— START Records for the exercise —

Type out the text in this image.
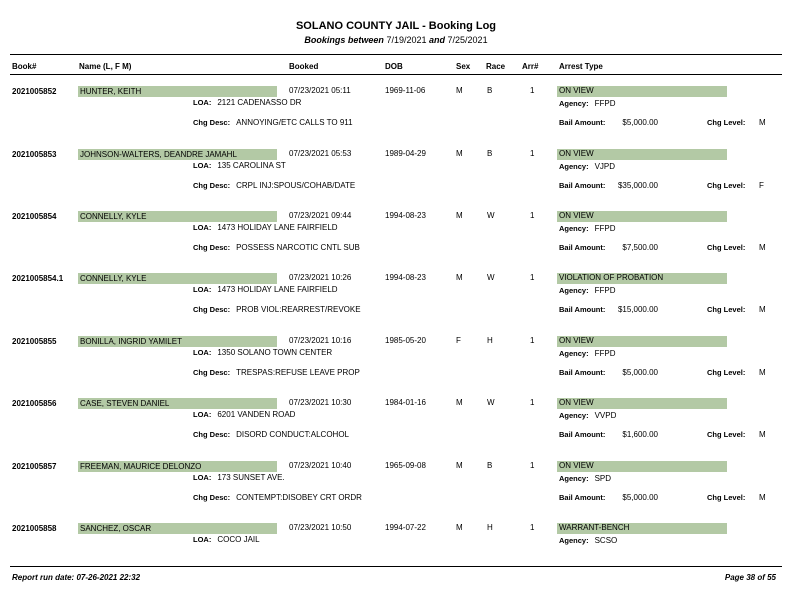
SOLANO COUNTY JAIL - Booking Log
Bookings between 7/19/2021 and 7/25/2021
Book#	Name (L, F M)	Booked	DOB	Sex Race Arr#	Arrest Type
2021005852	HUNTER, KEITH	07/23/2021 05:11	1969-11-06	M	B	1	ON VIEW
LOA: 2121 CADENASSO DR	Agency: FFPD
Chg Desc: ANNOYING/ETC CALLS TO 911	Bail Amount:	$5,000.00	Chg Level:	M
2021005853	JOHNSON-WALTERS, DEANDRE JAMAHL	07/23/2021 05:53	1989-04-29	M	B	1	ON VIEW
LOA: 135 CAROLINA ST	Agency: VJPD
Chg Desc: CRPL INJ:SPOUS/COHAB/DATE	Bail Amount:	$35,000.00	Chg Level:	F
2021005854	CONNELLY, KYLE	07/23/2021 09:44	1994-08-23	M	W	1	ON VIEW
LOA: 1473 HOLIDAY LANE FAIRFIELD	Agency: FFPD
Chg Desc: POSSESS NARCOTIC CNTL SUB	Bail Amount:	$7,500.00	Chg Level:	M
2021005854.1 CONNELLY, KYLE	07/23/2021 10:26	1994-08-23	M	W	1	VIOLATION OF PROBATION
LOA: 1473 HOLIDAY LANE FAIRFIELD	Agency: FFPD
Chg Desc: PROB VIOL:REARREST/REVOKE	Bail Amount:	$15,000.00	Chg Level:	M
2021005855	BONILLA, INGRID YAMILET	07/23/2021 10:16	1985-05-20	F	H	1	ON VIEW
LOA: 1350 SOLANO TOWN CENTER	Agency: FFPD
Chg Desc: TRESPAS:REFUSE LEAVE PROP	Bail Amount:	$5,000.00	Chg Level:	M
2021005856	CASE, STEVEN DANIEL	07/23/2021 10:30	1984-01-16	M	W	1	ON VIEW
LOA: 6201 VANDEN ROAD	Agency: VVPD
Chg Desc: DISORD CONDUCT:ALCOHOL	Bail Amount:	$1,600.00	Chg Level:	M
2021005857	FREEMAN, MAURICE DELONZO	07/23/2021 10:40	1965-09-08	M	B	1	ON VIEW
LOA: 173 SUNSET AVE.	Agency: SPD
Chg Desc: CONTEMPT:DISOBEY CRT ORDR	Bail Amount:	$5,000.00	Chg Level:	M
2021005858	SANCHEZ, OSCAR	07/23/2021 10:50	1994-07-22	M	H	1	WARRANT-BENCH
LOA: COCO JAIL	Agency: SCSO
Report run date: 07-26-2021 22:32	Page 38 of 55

— END Records for the exercise —
— START Records for the exercise —

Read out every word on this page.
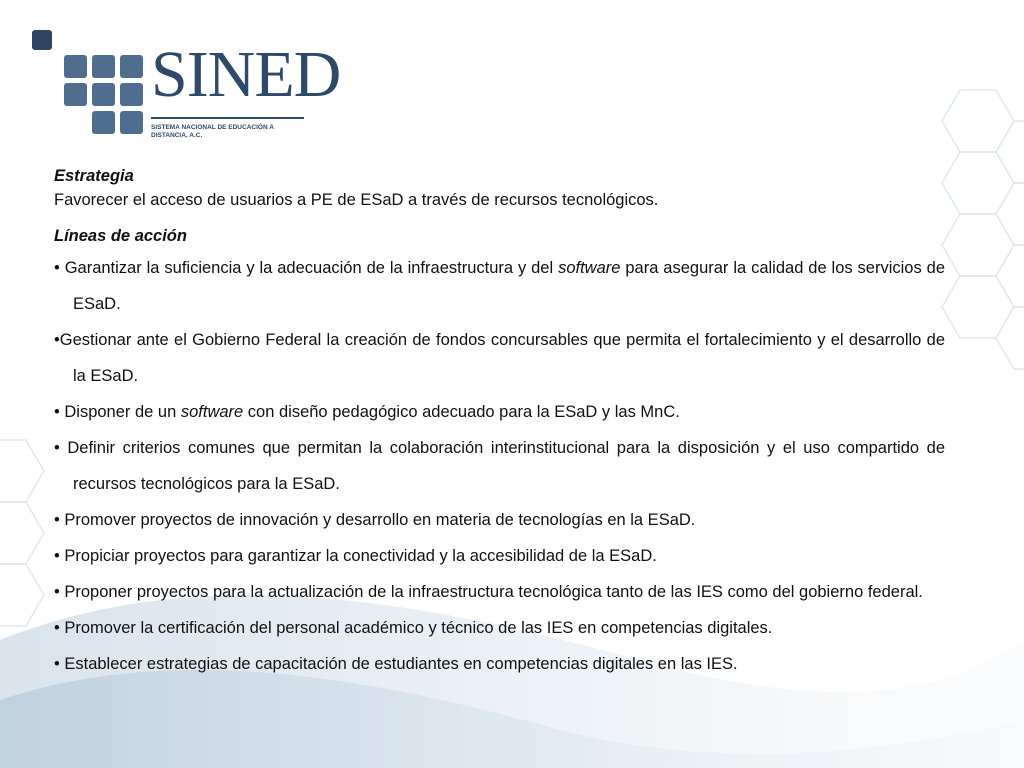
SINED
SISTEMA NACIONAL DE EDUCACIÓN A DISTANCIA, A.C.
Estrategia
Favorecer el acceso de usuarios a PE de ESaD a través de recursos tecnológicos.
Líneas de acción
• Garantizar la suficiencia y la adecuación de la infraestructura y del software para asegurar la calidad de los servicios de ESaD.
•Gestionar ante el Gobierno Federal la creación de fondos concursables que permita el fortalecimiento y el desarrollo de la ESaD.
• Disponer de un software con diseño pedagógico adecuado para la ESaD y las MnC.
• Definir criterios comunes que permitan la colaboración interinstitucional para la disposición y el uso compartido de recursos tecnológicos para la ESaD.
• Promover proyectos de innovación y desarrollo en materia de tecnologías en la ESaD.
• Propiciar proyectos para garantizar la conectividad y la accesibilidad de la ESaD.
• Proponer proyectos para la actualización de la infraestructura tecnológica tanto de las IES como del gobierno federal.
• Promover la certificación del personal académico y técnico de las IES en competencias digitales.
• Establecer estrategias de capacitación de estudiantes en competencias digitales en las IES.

— END Records for the exercise —

### Written instruction
Gather every line from the entries above where the word "Level" appears, and copy them.

### Complete response
Chg Desc: ANNOYING/ETC CALLS TO 911	Bail Amount:	$5,000.00	Chg Level:	M
Chg Desc: CRPL INJ:SPOUS/COHAB/DATE	Bail Amount:	$35,000.00	Chg Level:	F
Chg Desc: POSSESS NARCOTIC CNTL SUB	Bail Amount:	$7,500.00	Chg Level:	M
Chg Desc: PROB VIOL:REARREST/REVOKE	Bail Amount:	$15,000.00	Chg Level:	M
Chg Desc: TRESPAS:REFUSE LEAVE PROP	Bail Amount:	$5,000.00	Chg Level:	M
Chg Desc: DISORD CONDUCT:ALCOHOL	Bail Amount:	$1,600.00	Chg Level:	M
Chg Desc: CONTEMPT:DISOBEY CRT ORDR	Bail Amount:	$5,000.00	Chg Level:	M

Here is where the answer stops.